## Begin Given data

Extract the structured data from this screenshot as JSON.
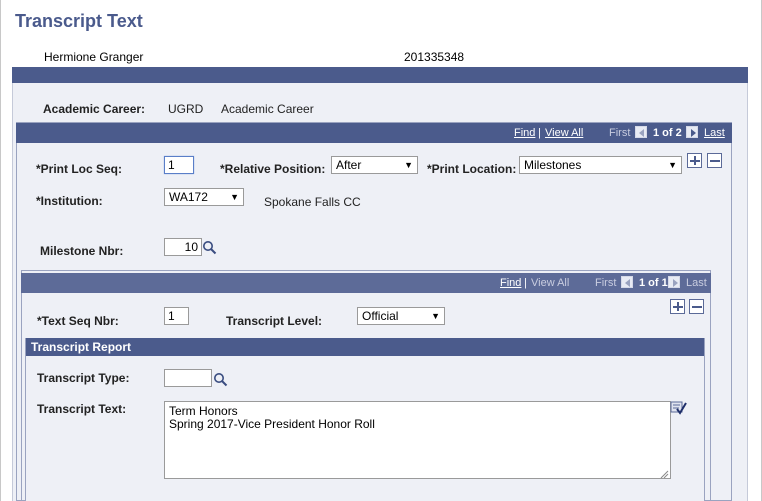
{
  "page": {
    "title": "Transcript Text",
    "student_name": "Hermione Granger",
    "student_id": "201335348"
  },
  "career": {
    "label": "Academic Career:",
    "code": "UGRD",
    "description": "Academic Career"
  },
  "outer_nav": {
    "find": "Find",
    "sep": "|",
    "view_all": "View All",
    "first": "First",
    "count": "1 of 2",
    "last": "Last"
  },
  "outer_form": {
    "print_loc_seq_label": "*Print Loc Seq:",
    "print_loc_seq_value": "1",
    "relative_position_label": "*Relative Position:",
    "relative_position_value": "After",
    "print_location_label": "*Print Location:",
    "print_location_value": "Milestones",
    "institution_label": "*Institution:",
    "institution_value": "WA172",
    "institution_name": "Spokane Falls CC",
    "milestone_label": "Milestone Nbr:",
    "milestone_value": "10"
  },
  "inner_nav": {
    "find": "Find",
    "sep": "|",
    "view_all": "View All",
    "first": "First",
    "count": "1 of 1",
    "last": "Last"
  },
  "inner_form": {
    "text_seq_label": "*Text Seq Nbr:",
    "text_seq_value": "1",
    "transcript_level_label": "Transcript Level:",
    "transcript_level_value": "Official"
  },
  "report": {
    "header": "Transcript Report",
    "type_label": "Transcript Type:",
    "type_value": "",
    "text_label": "Transcript Text:",
    "text_value": "Term Honors\nSpring 2017-Vice President Honor Roll"
  },
  "colors": {
    "title": "#4a5a8c",
    "bar": "#4b5b8c",
    "panel": "#eef0f6"
  }
}
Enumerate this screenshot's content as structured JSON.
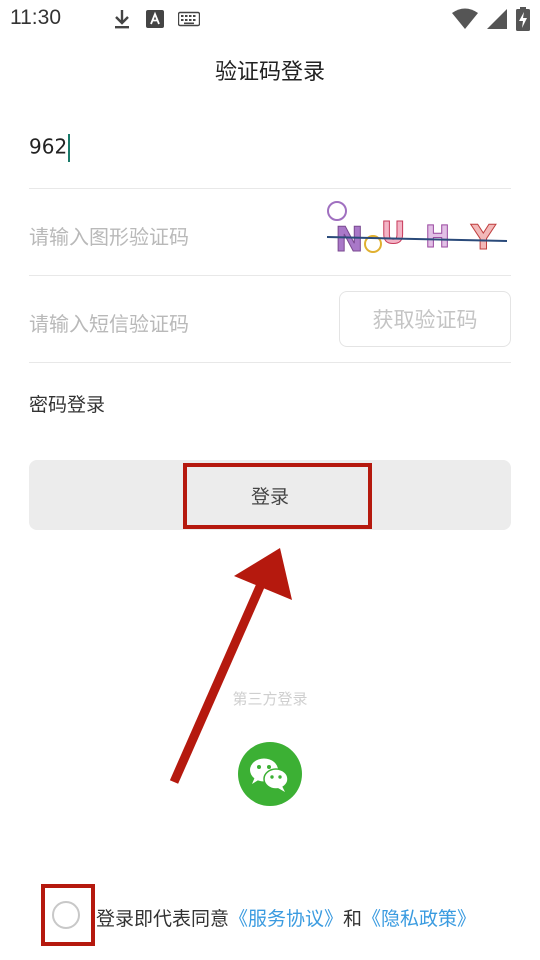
{
  "status_bar": {
    "time": "11:30",
    "left_icons": [
      "download-icon",
      "font-a-icon",
      "keyboard-icon"
    ],
    "right_icons": [
      "wifi-icon",
      "signal-icon",
      "battery-charging-icon"
    ]
  },
  "header": {
    "title": "验证码登录"
  },
  "form": {
    "phone_value": "962",
    "captcha_placeholder": "请输入图形验证码",
    "captcha_text": "NUHY",
    "sms_placeholder": "请输入短信验证码",
    "sms_button_label": "获取验证码",
    "password_login_label": "密码登录",
    "login_button_label": "登录"
  },
  "third_party": {
    "label": "第三方登录",
    "wechat_icon": "wechat-icon"
  },
  "agreement": {
    "prefix": "登录即代表同意",
    "service_link": "《服务协议》",
    "conjunction": "和",
    "privacy_link": "《隐私政策》"
  },
  "colors": {
    "annotation_red": "#b5190e",
    "wechat_green": "#3cb034",
    "link_blue": "#3a9be0",
    "cursor_teal": "#1a7a6a"
  }
}
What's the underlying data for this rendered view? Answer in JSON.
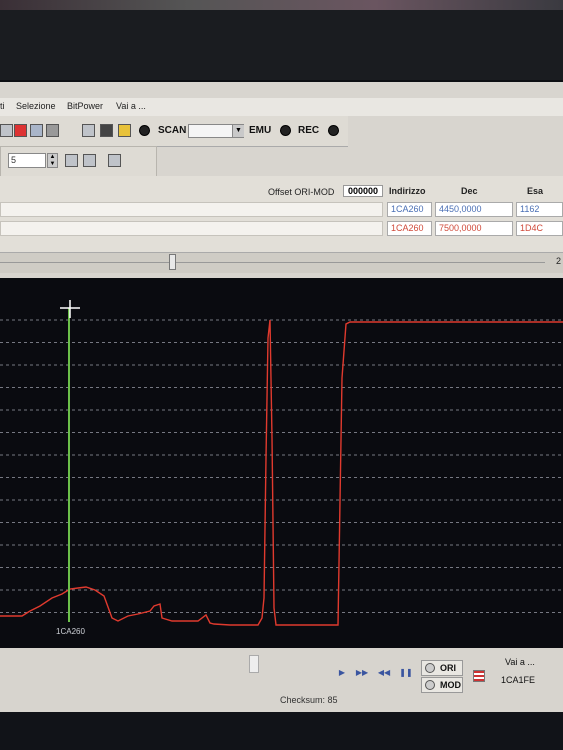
{
  "menu": {
    "items": [
      {
        "label": "ti"
      },
      {
        "label": "Selezione"
      },
      {
        "label": "BitPower"
      },
      {
        "label": "Vai a ..."
      }
    ]
  },
  "toolbar": {
    "scan_label": "SCAN",
    "emu_label": "EMU",
    "rec_label": "REC",
    "stepper_value": "5"
  },
  "data_table": {
    "offset_label": "Offset ORI-MOD",
    "offset_value": "000000",
    "headers": {
      "address": "Indirizzo",
      "dec": "Dec",
      "hex": "Esa"
    },
    "rows": [
      {
        "address": "1CA260",
        "dec": "4450,0000",
        "hex": "1162",
        "color": "#4a6fb5"
      },
      {
        "address": "1CA260",
        "dec": "7500,0000",
        "hex": "1D4C",
        "color": "#d04a3a"
      }
    ]
  },
  "slider": {
    "value_text": "2",
    "position": 0.31
  },
  "graph": {
    "cursor_address": "1CA260",
    "ori_color": "#6cc04a",
    "mod_color": "#e03a2e",
    "grid_color": "#9a9da8"
  },
  "bottom": {
    "ori_label": "ORI",
    "mod_label": "MOD",
    "goto_label": "Vai a ...",
    "goto_value": "1CA1FE",
    "checksum": "Checksum: 85"
  }
}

## End Given data

Set task: Leave out all pictures and extract exactly the lines from the line with "What's the underlying" through the end of the material.

Finished exercise:
What's the underlying data for this rendered view? Answer in JSON.
{
  "menu": {
    "items": [
      {
        "label": "ti"
      },
      {
        "label": "Selezione"
      },
      {
        "label": "BitPower"
      },
      {
        "label": "Vai a ..."
      }
    ]
  },
  "toolbar": {
    "scan_label": "SCAN",
    "emu_label": "EMU",
    "rec_label": "REC",
    "stepper_value": "5"
  },
  "data_table": {
    "offset_label": "Offset ORI-MOD",
    "offset_value": "000000",
    "headers": {
      "address": "Indirizzo",
      "dec": "Dec",
      "hex": "Esa"
    },
    "rows": [
      {
        "address": "1CA260",
        "dec": "4450,0000",
        "hex": "1162",
        "color": "#4a6fb5"
      },
      {
        "address": "1CA260",
        "dec": "7500,0000",
        "hex": "1D4C",
        "color": "#d04a3a"
      }
    ]
  },
  "slider": {
    "value_text": "2",
    "position": 0.31
  },
  "graph": {
    "cursor_address": "1CA260",
    "ori_color": "#6cc04a",
    "mod_color": "#e03a2e",
    "grid_color": "#9a9da8"
  },
  "bottom": {
    "ori_label": "ORI",
    "mod_label": "MOD",
    "goto_label": "Vai a ...",
    "goto_value": "1CA1FE",
    "checksum": "Checksum: 85"
  }
}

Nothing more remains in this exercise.